• Task instructions
All of the material below is to be restated word for word, apart from the pictures.

• Collected data
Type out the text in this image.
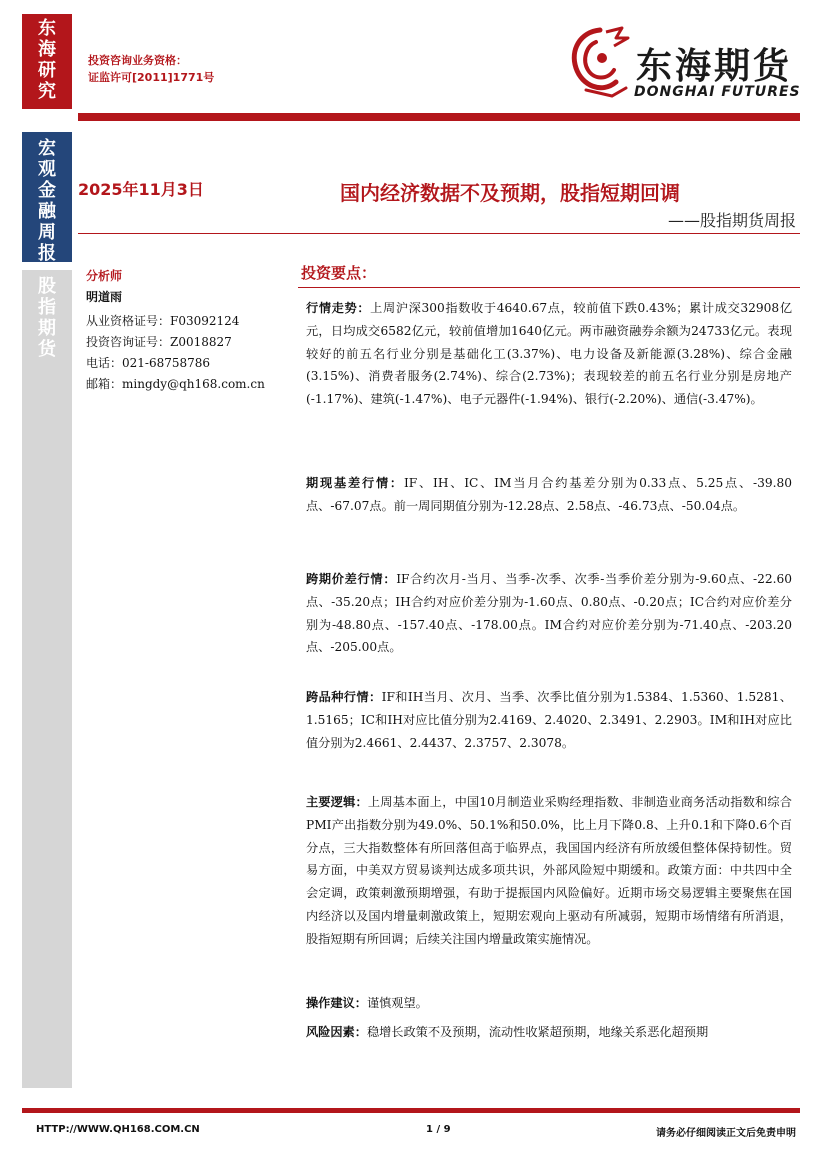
东
海
研
究
宏
观
金
融
周
报
股
指
期
货
投资咨询业务资格：
证监许可[2011]1771号	东海期货
DONGHAI FUTURES
2025年11月3日	国内经济数据不及预期，股指短期回调
——股指期货周报
分析师
明道雨
从业资格证号：F03092124
投资咨询证号：Z0018827
电话：021-68758786
邮箱：mingdy@qh168.com.cn
投资要点：
行情走势：上周沪深300指数收于4640.67点，较前值下跌0.43%；累计成交32908亿元，日均成交6582亿元，较前值增加1640亿元。两市融资融券余额为24733亿元。表现较好的前五名行业分别是基础化工(3.37%)、电力设备及新能源(3.28%)、综合金融(3.15%)、消费者服务(2.74%)、综合(2.73%)；表现较差的前五名行业分别是房地产(-1.17%)、建筑(-1.47%)、电子元器件(-1.94%)、银行(-2.20%)、通信(-3.47%)。
期现基差行情：IF、IH、IC、IM当月合约基差分别为0.33点、5.25点、-39.80点、-67.07点。前一周同期值分别为-12.28点、2.58点、-46.73点、-50.04点。
跨期价差行情：IF合约次月-当月、当季-次季、次季-当季价差分别为-9.60点、-22.60点、-35.20点；IH合约对应价差分别为-1.60点、0.80点、-0.20点；IC合约对应价差分别为-48.80点、-157.40点、-178.00点。IM合约对应价差分别为-71.40点、-203.20点、-205.00点。
跨品种行情：IF和IH当月、次月、当季、次季比值分别为1.5384、1.5360、1.5281、1.5165；IC和IH对应比值分别为2.4169、2.4020、2.3491、2.2903。IM和IH对应比值分别为2.4661、2.4437、2.3757、2.3078。
主要逻辑：上周基本面上，中国10月制造业采购经理指数、非制造业商务活动指数和综合PMI产出指数分别为49.0%、50.1%和50.0%，比上月下降0.8、上升0.1和下降0.6个百分点，三大指数整体有所回落但高于临界点，我国国内经济有所放缓但整体保持韧性。贸易方面，中美双方贸易谈判达成多项共识，外部风险短中期缓和。政策方面：中共四中全会定调，政策刺激预期增强，有助于提振国内风险偏好。近期市场交易逻辑主要聚焦在国内经济以及国内增量刺激政策上，短期宏观向上驱动有所减弱，短期市场情绪有所消退，股指短期有所回调；后续关注国内增量政策实施情况。
操作建议：谨慎观望。
风险因素：稳增长政策不及预期，流动性收紧超预期，地缘关系恶化超预期
HTTP://WWW.QH168.COM.CN	1 / 9	请务必仔细阅读正文后免责申明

• Answer for this exercise
Type out the text in this image.
东
海
研
究
宏
观
金
融
周
报
股
指
期
货
投资咨询业务资格：
证监许可[2011]1771号	东海期货
DONGHAI FUTURES
2025年11月3日	国内经济数据不及预期，股指短期回调
——股指期货周报
分析师
明道雨
从业资格证号：F03092124
投资咨询证号：Z0018827
电话：021-68758786
邮箱：mingdy@qh168.com.cn
投资要点：
行情走势：上周沪深300指数收于4640.67点，较前值下跌0.43%；累计成交32908亿元，日均成交6582亿元，较前值增加1640亿元。两市融资融券余额为24733亿元。表现较好的前五名行业分别是基础化工(3.37%)、电力设备及新能源(3.28%)、综合金融(3.15%)、消费者服务(2.74%)、综合(2.73%)；表现较差的前五名行业分别是房地产(-1.17%)、建筑(-1.47%)、电子元器件(-1.94%)、银行(-2.20%)、通信(-3.47%)。
期现基差行情：IF、IH、IC、IM当月合约基差分别为0.33点、5.25点、-39.80点、-67.07点。前一周同期值分别为-12.28点、2.58点、-46.73点、-50.04点。
跨期价差行情：IF合约次月-当月、当季-次季、次季-当季价差分别为-9.60点、-22.60点、-35.20点；IH合约对应价差分别为-1.60点、0.80点、-0.20点；IC合约对应价差分别为-48.80点、-157.40点、-178.00点。IM合约对应价差分别为-71.40点、-203.20点、-205.00点。
跨品种行情：IF和IH当月、次月、当季、次季比值分别为1.5384、1.5360、1.5281、1.5165；IC和IH对应比值分别为2.4169、2.4020、2.3491、2.2903。IM和IH对应比值分别为2.4661、2.4437、2.3757、2.3078。
主要逻辑：上周基本面上，中国10月制造业采购经理指数、非制造业商务活动指数和综合PMI产出指数分别为49.0%、50.1%和50.0%，比上月下降0.8、上升0.1和下降0.6个百分点，三大指数整体有所回落但高于临界点，我国国内经济有所放缓但整体保持韧性。贸易方面，中美双方贸易谈判达成多项共识，外部风险短中期缓和。政策方面：中共四中全会定调，政策刺激预期增强，有助于提振国内风险偏好。近期市场交易逻辑主要聚焦在国内经济以及国内增量刺激政策上，短期宏观向上驱动有所减弱，短期市场情绪有所消退，股指短期有所回调；后续关注国内增量政策实施情况。
操作建议：谨慎观望。
风险因素：稳增长政策不及预期，流动性收紧超预期，地缘关系恶化超预期
HTTP://WWW.QH168.COM.CN	1 / 9	请务必仔细阅读正文后免责申明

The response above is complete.